Work required ▸ Each line in the entries below that holds the string "short" is to be listed.

(Excerpts from a figure dataset)
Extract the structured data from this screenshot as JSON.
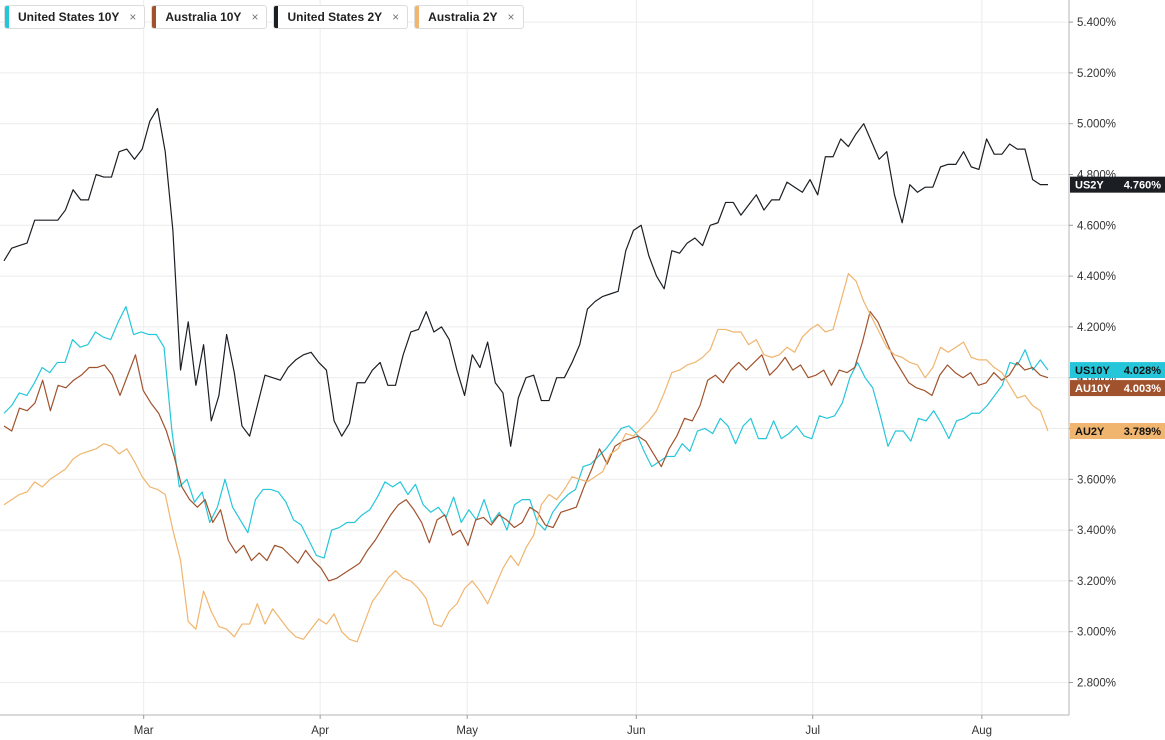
{
  "legend": [
    {
      "label": "United States 10Y",
      "color": "#26c6da",
      "close": "×"
    },
    {
      "label": "Australia 10Y",
      "color": "#a0522d",
      "close": "×"
    },
    {
      "label": "United States 2Y",
      "color": "#1b1f24",
      "close": "×"
    },
    {
      "label": "Australia 2Y",
      "color": "#f0b56e",
      "close": "×"
    }
  ],
  "chart_data": {
    "type": "line",
    "x_axis": {
      "tick_labels": [
        "Mar",
        "Apr",
        "May",
        "Jun",
        "Jul",
        "Aug"
      ],
      "tick_positions": [
        19,
        43,
        63,
        86,
        110,
        133
      ],
      "range": [
        0,
        142
      ]
    },
    "y_axis": {
      "tick_labels": [
        "2.800%",
        "3.000%",
        "3.200%",
        "3.400%",
        "3.600%",
        "3.800%",
        "4.000%",
        "4.200%",
        "4.400%",
        "4.600%",
        "4.800%",
        "5.000%",
        "5.200%",
        "5.400%"
      ],
      "range": [
        2.672,
        5.487
      ],
      "position": "right"
    },
    "series": [
      {
        "name": "United States 2Y",
        "short": "US2Y",
        "last_label": "4.760%",
        "color": "#1b1f24",
        "text_color": "#ffffff",
        "values": [
          4.46,
          4.51,
          4.52,
          4.53,
          4.62,
          4.62,
          4.62,
          4.62,
          4.66,
          4.74,
          4.7,
          4.7,
          4.8,
          4.79,
          4.79,
          4.89,
          4.9,
          4.86,
          4.9,
          5.01,
          5.06,
          4.89,
          4.58,
          4.03,
          4.22,
          3.97,
          4.13,
          3.83,
          3.93,
          4.17,
          4.02,
          3.81,
          3.77,
          3.89,
          4.01,
          4.0,
          3.99,
          4.04,
          4.07,
          4.09,
          4.1,
          4.06,
          4.03,
          3.83,
          3.77,
          3.82,
          3.98,
          3.98,
          4.03,
          4.06,
          3.97,
          3.97,
          4.09,
          4.18,
          4.19,
          4.26,
          4.18,
          4.2,
          4.15,
          4.03,
          3.93,
          4.09,
          4.04,
          4.14,
          3.98,
          3.94,
          3.73,
          3.92,
          4.0,
          4.01,
          3.91,
          3.91,
          4.0,
          4.0,
          4.06,
          4.13,
          4.27,
          4.3,
          4.32,
          4.33,
          4.34,
          4.5,
          4.58,
          4.6,
          4.48,
          4.4,
          4.35,
          4.5,
          4.49,
          4.53,
          4.55,
          4.52,
          4.6,
          4.61,
          4.69,
          4.69,
          4.64,
          4.68,
          4.72,
          4.66,
          4.7,
          4.7,
          4.77,
          4.75,
          4.73,
          4.78,
          4.72,
          4.87,
          4.87,
          4.94,
          4.91,
          4.96,
          5.0,
          4.93,
          4.86,
          4.89,
          4.72,
          4.61,
          4.76,
          4.73,
          4.75,
          4.75,
          4.83,
          4.84,
          4.84,
          4.89,
          4.83,
          4.82,
          4.94,
          4.88,
          4.88,
          4.92,
          4.9,
          4.9,
          4.78,
          4.76,
          4.76
        ],
        "values_note": ""
      },
      {
        "name": "United States 10Y",
        "short": "US10Y",
        "last_label": "4.028%",
        "color": "#26c6da",
        "text_color": "#111111",
        "values": [
          3.86,
          3.89,
          3.94,
          3.93,
          3.98,
          4.04,
          4.02,
          4.06,
          4.06,
          4.15,
          4.12,
          4.13,
          4.18,
          4.16,
          4.15,
          4.22,
          4.28,
          4.17,
          4.18,
          4.17,
          4.17,
          4.12,
          3.8,
          3.57,
          3.6,
          3.51,
          3.55,
          3.43,
          3.49,
          3.6,
          3.49,
          3.44,
          3.39,
          3.52,
          3.56,
          3.56,
          3.55,
          3.51,
          3.44,
          3.42,
          3.36,
          3.3,
          3.29,
          3.4,
          3.41,
          3.43,
          3.43,
          3.46,
          3.48,
          3.53,
          3.59,
          3.57,
          3.59,
          3.54,
          3.58,
          3.5,
          3.47,
          3.49,
          3.45,
          3.53,
          3.43,
          3.48,
          3.44,
          3.52,
          3.43,
          3.47,
          3.4,
          3.5,
          3.52,
          3.52,
          3.43,
          3.4,
          3.47,
          3.51,
          3.54,
          3.56,
          3.65,
          3.66,
          3.69,
          3.72,
          3.76,
          3.8,
          3.81,
          3.78,
          3.71,
          3.65,
          3.67,
          3.69,
          3.69,
          3.74,
          3.71,
          3.79,
          3.8,
          3.78,
          3.84,
          3.81,
          3.74,
          3.81,
          3.84,
          3.76,
          3.76,
          3.83,
          3.76,
          3.78,
          3.81,
          3.77,
          3.76,
          3.85,
          3.84,
          3.85,
          3.9,
          4.0,
          4.06,
          4.0,
          3.96,
          3.85,
          3.73,
          3.79,
          3.79,
          3.75,
          3.84,
          3.83,
          3.87,
          3.82,
          3.76,
          3.83,
          3.84,
          3.86,
          3.86,
          3.89,
          3.93,
          3.97,
          4.06,
          4.05,
          4.11,
          4.03,
          4.07,
          4.03
        ],
        "values_note": ""
      },
      {
        "name": "Australia 10Y",
        "short": "AU10Y",
        "last_label": "4.003%",
        "color": "#a0522d",
        "text_color": "#ffffff",
        "values": [
          3.81,
          3.79,
          3.88,
          3.87,
          3.9,
          3.99,
          3.87,
          3.97,
          3.96,
          3.99,
          4.01,
          4.04,
          4.04,
          4.05,
          4.01,
          3.93,
          4.01,
          4.09,
          3.95,
          3.9,
          3.86,
          3.79,
          3.69,
          3.57,
          3.52,
          3.49,
          3.52,
          3.43,
          3.48,
          3.36,
          3.31,
          3.34,
          3.28,
          3.31,
          3.28,
          3.34,
          3.33,
          3.3,
          3.27,
          3.32,
          3.28,
          3.25,
          3.2,
          3.21,
          3.23,
          3.25,
          3.27,
          3.32,
          3.36,
          3.41,
          3.46,
          3.5,
          3.52,
          3.48,
          3.43,
          3.35,
          3.44,
          3.46,
          3.38,
          3.4,
          3.34,
          3.44,
          3.45,
          3.42,
          3.46,
          3.44,
          3.41,
          3.43,
          3.49,
          3.47,
          3.42,
          3.41,
          3.47,
          3.48,
          3.49,
          3.57,
          3.64,
          3.72,
          3.66,
          3.73,
          3.75,
          3.76,
          3.77,
          3.75,
          3.7,
          3.65,
          3.72,
          3.77,
          3.84,
          3.83,
          3.89,
          3.99,
          4.01,
          3.98,
          4.03,
          4.06,
          4.03,
          4.06,
          4.09,
          4.01,
          4.04,
          4.08,
          4.03,
          4.05,
          4.0,
          4.01,
          4.03,
          3.97,
          4.03,
          4.02,
          4.04,
          4.14,
          4.26,
          4.22,
          4.15,
          4.08,
          4.03,
          3.98,
          3.96,
          3.95,
          3.93,
          4.01,
          4.05,
          4.02,
          4.0,
          4.02,
          3.97,
          3.98,
          4.02,
          3.99,
          4.01,
          4.06,
          4.03,
          4.04,
          4.01,
          4.0
        ],
        "values_note": ""
      },
      {
        "name": "Australia 2Y",
        "short": "AU2Y",
        "last_label": "3.789%",
        "color": "#f0b56e",
        "text_color": "#111111",
        "values": [
          3.5,
          3.52,
          3.54,
          3.55,
          3.59,
          3.57,
          3.6,
          3.62,
          3.64,
          3.68,
          3.7,
          3.71,
          3.72,
          3.74,
          3.73,
          3.7,
          3.72,
          3.67,
          3.61,
          3.57,
          3.56,
          3.54,
          3.4,
          3.28,
          3.04,
          3.01,
          3.16,
          3.08,
          3.02,
          3.01,
          2.98,
          3.03,
          3.03,
          3.11,
          3.03,
          3.09,
          3.05,
          3.01,
          2.98,
          2.97,
          3.01,
          3.05,
          3.03,
          3.07,
          3.0,
          2.97,
          2.96,
          3.04,
          3.12,
          3.16,
          3.21,
          3.24,
          3.21,
          3.2,
          3.17,
          3.13,
          3.03,
          3.02,
          3.08,
          3.11,
          3.17,
          3.2,
          3.16,
          3.11,
          3.18,
          3.25,
          3.3,
          3.26,
          3.33,
          3.38,
          3.5,
          3.54,
          3.52,
          3.56,
          3.61,
          3.6,
          3.59,
          3.61,
          3.63,
          3.7,
          3.72,
          3.78,
          3.77,
          3.8,
          3.83,
          3.87,
          3.94,
          4.02,
          4.03,
          4.05,
          4.06,
          4.08,
          4.11,
          4.19,
          4.19,
          4.18,
          4.18,
          4.13,
          4.15,
          4.09,
          4.08,
          4.09,
          4.12,
          4.1,
          4.16,
          4.19,
          4.21,
          4.18,
          4.19,
          4.3,
          4.41,
          4.38,
          4.3,
          4.24,
          4.18,
          4.12,
          4.09,
          4.08,
          4.06,
          4.05,
          4.0,
          4.04,
          4.12,
          4.1,
          4.12,
          4.14,
          4.08,
          4.07,
          4.07,
          4.04,
          4.02,
          3.97,
          3.92,
          3.93,
          3.89,
          3.87,
          3.79
        ],
        "values_note": ""
      }
    ],
    "grid": true,
    "legend_placement": "top-left"
  }
}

Response ▸
        "short": "US2Y",
        "short": "US10Y",
        "short": "AU10Y",
        "short": "AU2Y",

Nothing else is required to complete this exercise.